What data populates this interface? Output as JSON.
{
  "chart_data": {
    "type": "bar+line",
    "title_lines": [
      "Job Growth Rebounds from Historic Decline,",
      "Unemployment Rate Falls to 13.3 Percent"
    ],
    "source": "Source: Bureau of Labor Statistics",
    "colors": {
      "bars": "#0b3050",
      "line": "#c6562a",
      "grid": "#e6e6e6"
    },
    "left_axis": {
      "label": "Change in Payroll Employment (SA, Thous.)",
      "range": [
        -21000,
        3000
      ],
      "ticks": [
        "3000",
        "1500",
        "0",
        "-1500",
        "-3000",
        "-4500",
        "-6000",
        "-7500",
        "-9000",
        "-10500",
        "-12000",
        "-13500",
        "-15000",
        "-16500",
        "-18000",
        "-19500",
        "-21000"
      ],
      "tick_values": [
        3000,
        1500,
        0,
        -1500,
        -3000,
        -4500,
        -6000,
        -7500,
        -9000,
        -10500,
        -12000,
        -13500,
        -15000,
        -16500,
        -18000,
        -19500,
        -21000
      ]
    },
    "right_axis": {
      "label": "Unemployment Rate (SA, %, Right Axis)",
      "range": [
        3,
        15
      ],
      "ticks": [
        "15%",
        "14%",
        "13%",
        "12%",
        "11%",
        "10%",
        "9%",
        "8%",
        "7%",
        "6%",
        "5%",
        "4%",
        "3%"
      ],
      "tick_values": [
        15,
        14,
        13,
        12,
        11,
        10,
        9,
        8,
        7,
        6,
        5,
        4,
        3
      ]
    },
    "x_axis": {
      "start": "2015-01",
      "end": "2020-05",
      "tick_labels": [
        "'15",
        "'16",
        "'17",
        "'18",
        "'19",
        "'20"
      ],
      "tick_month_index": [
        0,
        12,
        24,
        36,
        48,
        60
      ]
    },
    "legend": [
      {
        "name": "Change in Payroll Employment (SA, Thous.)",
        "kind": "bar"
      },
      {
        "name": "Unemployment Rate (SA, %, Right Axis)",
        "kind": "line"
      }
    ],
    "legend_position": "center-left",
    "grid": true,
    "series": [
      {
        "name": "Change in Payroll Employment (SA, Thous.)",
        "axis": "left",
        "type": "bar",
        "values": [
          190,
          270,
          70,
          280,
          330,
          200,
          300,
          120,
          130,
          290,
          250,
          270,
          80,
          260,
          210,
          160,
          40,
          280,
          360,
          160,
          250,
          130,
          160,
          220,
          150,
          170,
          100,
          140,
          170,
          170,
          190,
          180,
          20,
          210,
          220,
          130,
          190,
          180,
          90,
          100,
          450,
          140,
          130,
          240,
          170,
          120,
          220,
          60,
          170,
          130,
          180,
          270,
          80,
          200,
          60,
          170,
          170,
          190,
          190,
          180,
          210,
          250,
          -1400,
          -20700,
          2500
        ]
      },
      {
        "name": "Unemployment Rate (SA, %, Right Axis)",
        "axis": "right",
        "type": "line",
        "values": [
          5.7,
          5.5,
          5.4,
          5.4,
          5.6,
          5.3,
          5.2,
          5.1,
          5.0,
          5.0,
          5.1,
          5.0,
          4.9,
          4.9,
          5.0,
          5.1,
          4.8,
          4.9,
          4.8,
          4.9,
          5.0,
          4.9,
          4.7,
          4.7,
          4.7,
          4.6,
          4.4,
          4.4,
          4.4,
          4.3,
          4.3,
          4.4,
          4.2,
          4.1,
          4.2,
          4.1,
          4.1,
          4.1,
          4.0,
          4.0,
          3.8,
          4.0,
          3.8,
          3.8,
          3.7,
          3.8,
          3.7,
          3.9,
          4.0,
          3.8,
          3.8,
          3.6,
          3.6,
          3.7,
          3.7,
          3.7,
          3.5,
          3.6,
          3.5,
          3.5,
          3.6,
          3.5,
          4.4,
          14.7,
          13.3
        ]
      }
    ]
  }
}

**WORK TO DO**
Reproduce the data in full, exactly as presented.

**SOLUTION**
What data populates this interface? Output as JSON.
{
  "chart_data": {
    "type": "bar+line",
    "title_lines": [
      "Job Growth Rebounds from Historic Decline,",
      "Unemployment Rate Falls to 13.3 Percent"
    ],
    "source": "Source: Bureau of Labor Statistics",
    "colors": {
      "bars": "#0b3050",
      "line": "#c6562a",
      "grid": "#e6e6e6"
    },
    "left_axis": {
      "label": "Change in Payroll Employment (SA, Thous.)",
      "range": [
        -21000,
        3000
      ],
      "ticks": [
        "3000",
        "1500",
        "0",
        "-1500",
        "-3000",
        "-4500",
        "-6000",
        "-7500",
        "-9000",
        "-10500",
        "-12000",
        "-13500",
        "-15000",
        "-16500",
        "-18000",
        "-19500",
        "-21000"
      ],
      "tick_values": [
        3000,
        1500,
        0,
        -1500,
        -3000,
        -4500,
        -6000,
        -7500,
        -9000,
        -10500,
        -12000,
        -13500,
        -15000,
        -16500,
        -18000,
        -19500,
        -21000
      ]
    },
    "right_axis": {
      "label": "Unemployment Rate (SA, %, Right Axis)",
      "range": [
        3,
        15
      ],
      "ticks": [
        "15%",
        "14%",
        "13%",
        "12%",
        "11%",
        "10%",
        "9%",
        "8%",
        "7%",
        "6%",
        "5%",
        "4%",
        "3%"
      ],
      "tick_values": [
        15,
        14,
        13,
        12,
        11,
        10,
        9,
        8,
        7,
        6,
        5,
        4,
        3
      ]
    },
    "x_axis": {
      "start": "2015-01",
      "end": "2020-05",
      "tick_labels": [
        "'15",
        "'16",
        "'17",
        "'18",
        "'19",
        "'20"
      ],
      "tick_month_index": [
        0,
        12,
        24,
        36,
        48,
        60
      ]
    },
    "legend": [
      {
        "name": "Change in Payroll Employment (SA, Thous.)",
        "kind": "bar"
      },
      {
        "name": "Unemployment Rate (SA, %, Right Axis)",
        "kind": "line"
      }
    ],
    "legend_position": "center-left",
    "grid": true,
    "series": [
      {
        "name": "Change in Payroll Employment (SA, Thous.)",
        "axis": "left",
        "type": "bar",
        "values": [
          190,
          270,
          70,
          280,
          330,
          200,
          300,
          120,
          130,
          290,
          250,
          270,
          80,
          260,
          210,
          160,
          40,
          280,
          360,
          160,
          250,
          130,
          160,
          220,
          150,
          170,
          100,
          140,
          170,
          170,
          190,
          180,
          20,
          210,
          220,
          130,
          190,
          180,
          90,
          100,
          450,
          140,
          130,
          240,
          170,
          120,
          220,
          60,
          170,
          130,
          180,
          270,
          80,
          200,
          60,
          170,
          170,
          190,
          190,
          180,
          210,
          250,
          -1400,
          -20700,
          2500
        ]
      },
      {
        "name": "Unemployment Rate (SA, %, Right Axis)",
        "axis": "right",
        "type": "line",
        "values": [
          5.7,
          5.5,
          5.4,
          5.4,
          5.6,
          5.3,
          5.2,
          5.1,
          5.0,
          5.0,
          5.1,
          5.0,
          4.9,
          4.9,
          5.0,
          5.1,
          4.8,
          4.9,
          4.8,
          4.9,
          5.0,
          4.9,
          4.7,
          4.7,
          4.7,
          4.6,
          4.4,
          4.4,
          4.4,
          4.3,
          4.3,
          4.4,
          4.2,
          4.1,
          4.2,
          4.1,
          4.1,
          4.1,
          4.0,
          4.0,
          3.8,
          4.0,
          3.8,
          3.8,
          3.7,
          3.8,
          3.7,
          3.9,
          4.0,
          3.8,
          3.8,
          3.6,
          3.6,
          3.7,
          3.7,
          3.7,
          3.5,
          3.6,
          3.5,
          3.5,
          3.6,
          3.5,
          4.4,
          14.7,
          13.3
        ]
      }
    ]
  }
}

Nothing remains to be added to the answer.